### [Work required]
Write out every entry word for word.

Dataset items:
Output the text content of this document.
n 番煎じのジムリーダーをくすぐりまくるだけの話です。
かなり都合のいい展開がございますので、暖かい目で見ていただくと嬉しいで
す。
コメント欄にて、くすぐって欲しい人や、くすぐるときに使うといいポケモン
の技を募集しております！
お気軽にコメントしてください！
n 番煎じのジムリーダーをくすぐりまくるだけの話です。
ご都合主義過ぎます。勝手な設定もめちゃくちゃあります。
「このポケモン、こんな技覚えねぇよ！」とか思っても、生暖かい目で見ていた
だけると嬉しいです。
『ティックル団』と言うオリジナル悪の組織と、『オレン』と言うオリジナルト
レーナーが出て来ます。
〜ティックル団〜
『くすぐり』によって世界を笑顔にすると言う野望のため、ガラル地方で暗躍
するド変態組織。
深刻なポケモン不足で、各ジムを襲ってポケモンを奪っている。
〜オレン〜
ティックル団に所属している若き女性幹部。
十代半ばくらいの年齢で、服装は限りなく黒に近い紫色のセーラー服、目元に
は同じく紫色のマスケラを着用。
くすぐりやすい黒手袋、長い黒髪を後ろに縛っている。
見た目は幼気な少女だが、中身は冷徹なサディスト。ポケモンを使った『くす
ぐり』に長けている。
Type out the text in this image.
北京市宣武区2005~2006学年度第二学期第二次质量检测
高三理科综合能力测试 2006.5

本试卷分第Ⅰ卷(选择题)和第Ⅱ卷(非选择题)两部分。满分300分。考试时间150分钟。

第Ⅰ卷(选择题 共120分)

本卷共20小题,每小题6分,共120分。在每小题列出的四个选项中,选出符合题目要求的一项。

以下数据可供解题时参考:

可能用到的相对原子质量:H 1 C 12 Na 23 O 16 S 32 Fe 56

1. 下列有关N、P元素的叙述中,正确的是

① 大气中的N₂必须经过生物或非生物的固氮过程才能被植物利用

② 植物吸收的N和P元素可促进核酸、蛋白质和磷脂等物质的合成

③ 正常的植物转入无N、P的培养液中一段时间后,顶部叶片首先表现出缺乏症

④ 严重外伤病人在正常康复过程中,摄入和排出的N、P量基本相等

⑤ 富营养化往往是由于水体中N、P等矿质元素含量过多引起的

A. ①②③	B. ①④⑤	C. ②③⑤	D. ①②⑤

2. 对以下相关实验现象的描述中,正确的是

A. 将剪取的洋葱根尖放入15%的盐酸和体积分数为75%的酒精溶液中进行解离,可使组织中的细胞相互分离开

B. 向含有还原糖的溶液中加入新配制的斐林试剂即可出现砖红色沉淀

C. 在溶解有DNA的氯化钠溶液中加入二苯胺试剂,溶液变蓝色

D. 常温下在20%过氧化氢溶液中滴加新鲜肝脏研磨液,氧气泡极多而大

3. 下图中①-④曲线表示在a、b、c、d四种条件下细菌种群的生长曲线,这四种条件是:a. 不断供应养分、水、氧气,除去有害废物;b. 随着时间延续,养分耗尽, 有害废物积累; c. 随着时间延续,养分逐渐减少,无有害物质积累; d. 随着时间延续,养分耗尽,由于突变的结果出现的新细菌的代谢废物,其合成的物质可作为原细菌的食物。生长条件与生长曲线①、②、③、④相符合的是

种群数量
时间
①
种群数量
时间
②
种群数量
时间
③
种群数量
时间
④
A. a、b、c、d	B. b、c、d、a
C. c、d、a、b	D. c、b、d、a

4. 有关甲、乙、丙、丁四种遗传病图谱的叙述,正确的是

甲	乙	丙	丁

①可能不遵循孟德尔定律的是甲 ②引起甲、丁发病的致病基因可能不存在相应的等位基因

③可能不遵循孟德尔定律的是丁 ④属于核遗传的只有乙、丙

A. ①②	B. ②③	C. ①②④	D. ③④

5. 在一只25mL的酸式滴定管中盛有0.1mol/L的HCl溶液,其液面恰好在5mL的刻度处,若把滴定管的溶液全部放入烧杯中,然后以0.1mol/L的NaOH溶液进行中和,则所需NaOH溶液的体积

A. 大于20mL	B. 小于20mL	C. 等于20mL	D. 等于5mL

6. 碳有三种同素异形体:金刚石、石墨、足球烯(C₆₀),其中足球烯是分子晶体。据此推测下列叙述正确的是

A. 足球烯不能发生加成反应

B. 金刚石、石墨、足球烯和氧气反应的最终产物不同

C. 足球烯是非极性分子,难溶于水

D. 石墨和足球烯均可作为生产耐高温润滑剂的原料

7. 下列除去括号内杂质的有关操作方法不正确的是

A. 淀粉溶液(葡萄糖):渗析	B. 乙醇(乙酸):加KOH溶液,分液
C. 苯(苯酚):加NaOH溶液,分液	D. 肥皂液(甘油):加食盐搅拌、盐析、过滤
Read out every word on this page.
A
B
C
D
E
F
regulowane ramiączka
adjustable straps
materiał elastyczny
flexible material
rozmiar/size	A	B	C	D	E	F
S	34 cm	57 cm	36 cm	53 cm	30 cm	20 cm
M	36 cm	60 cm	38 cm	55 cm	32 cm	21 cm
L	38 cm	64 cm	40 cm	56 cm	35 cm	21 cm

### [Response to the exercise]
Output the text content of this document.
n 番煎じのジムリーダーをくすぐりまくるだけの話です。
かなり都合のいい展開がございますので、暖かい目で見ていただくと嬉しいで
す。
コメント欄にて、くすぐって欲しい人や、くすぐるときに使うといいポケモン
の技を募集しております！
お気軽にコメントしてください！
n 番煎じのジムリーダーをくすぐりまくるだけの話です。
ご都合主義過ぎます。勝手な設定もめちゃくちゃあります。
「このポケモン、こんな技覚えねぇよ！」とか思っても、生暖かい目で見ていた
だけると嬉しいです。
『ティックル団』と言うオリジナル悪の組織と、『オレン』と言うオリジナルト
レーナーが出て来ます。
〜ティックル団〜
『くすぐり』によって世界を笑顔にすると言う野望のため、ガラル地方で暗躍
するド変態組織。
深刻なポケモン不足で、各ジムを襲ってポケモンを奪っている。
〜オレン〜
ティックル団に所属している若き女性幹部。
十代半ばくらいの年齢で、服装は限りなく黒に近い紫色のセーラー服、目元に
は同じく紫色のマスケラを着用。
くすぐりやすい黒手袋、長い黒髪を後ろに縛っている。
見た目は幼気な少女だが、中身は冷徹なサディスト。ポケモンを使った『くす
ぐり』に長けている。
Type out the text in this image.
北京市宣武区2005~2006学年度第二学期第二次质量检测
高三理科综合能力测试 2006.5

本试卷分第Ⅰ卷(选择题)和第Ⅱ卷(非选择题)两部分。满分300分。考试时间150分钟。

第Ⅰ卷(选择题 共120分)

本卷共20小题,每小题6分,共120分。在每小题列出的四个选项中,选出符合题目要求的一项。

以下数据可供解题时参考:

可能用到的相对原子质量:H 1 C 12 Na 23 O 16 S 32 Fe 56

1. 下列有关N、P元素的叙述中,正确的是

① 大气中的N₂必须经过生物或非生物的固氮过程才能被植物利用

② 植物吸收的N和P元素可促进核酸、蛋白质和磷脂等物质的合成

③ 正常的植物转入无N、P的培养液中一段时间后,顶部叶片首先表现出缺乏症

④ 严重外伤病人在正常康复过程中,摄入和排出的N、P量基本相等

⑤ 富营养化往往是由于水体中N、P等矿质元素含量过多引起的

A. ①②③	B. ①④⑤	C. ②③⑤	D. ①②⑤

2. 对以下相关实验现象的描述中,正确的是

A. 将剪取的洋葱根尖放入15%的盐酸和体积分数为75%的酒精溶液中进行解离,可使组织中的细胞相互分离开

B. 向含有还原糖的溶液中加入新配制的斐林试剂即可出现砖红色沉淀

C. 在溶解有DNA的氯化钠溶液中加入二苯胺试剂,溶液变蓝色

D. 常温下在20%过氧化氢溶液中滴加新鲜肝脏研磨液,氧气泡极多而大

3. 下图中①-④曲线表示在a、b、c、d四种条件下细菌种群的生长曲线,这四种条件是:a. 不断供应养分、水、氧气,除去有害废物;b. 随着时间延续,养分耗尽, 有害废物积累; c. 随着时间延续,养分逐渐减少,无有害物质积累; d. 随着时间延续,养分耗尽,由于突变的结果出现的新细菌的代谢废物,其合成的物质可作为原细菌的食物。生长条件与生长曲线①、②、③、④相符合的是

种群数量
时间
①
种群数量
时间
②
种群数量
时间
③
种群数量
时间
④
A. a、b、c、d	B. b、c、d、a
C. c、d、a、b	D. c、b、d、a

4. 有关甲、乙、丙、丁四种遗传病图谱的叙述,正确的是

甲	乙	丙	丁

①可能不遵循孟德尔定律的是甲 ②引起甲、丁发病的致病基因可能不存在相应的等位基因

③可能不遵循孟德尔定律的是丁 ④属于核遗传的只有乙、丙

A. ①②	B. ②③	C. ①②④	D. ③④

5. 在一只25mL的酸式滴定管中盛有0.1mol/L的HCl溶液,其液面恰好在5mL的刻度处,若把滴定管的溶液全部放入烧杯中,然后以0.1mol/L的NaOH溶液进行中和,则所需NaOH溶液的体积

A. 大于20mL	B. 小于20mL	C. 等于20mL	D. 等于5mL

6. 碳有三种同素异形体:金刚石、石墨、足球烯(C₆₀),其中足球烯是分子晶体。据此推测下列叙述正确的是

A. 足球烯不能发生加成反应

B. 金刚石、石墨、足球烯和氧气反应的最终产物不同

C. 足球烯是非极性分子,难溶于水

D. 石墨和足球烯均可作为生产耐高温润滑剂的原料

7. 下列除去括号内杂质的有关操作方法不正确的是

A. 淀粉溶液(葡萄糖):渗析	B. 乙醇(乙酸):加KOH溶液,分液
C. 苯(苯酚):加NaOH溶液,分液	D. 肥皂液(甘油):加食盐搅拌、盐析、过滤
Read out every word on this page.
A
B
C
D
E
F
regulowane ramiączka
adjustable straps
materiał elastyczny
flexible material
rozmiar/size	A	B	C	D	E	F
S	34 cm	57 cm	36 cm	53 cm	30 cm	20 cm
M	36 cm	60 cm	38 cm	55 cm	32 cm	21 cm
L	38 cm	64 cm	40 cm	56 cm	35 cm	21 cm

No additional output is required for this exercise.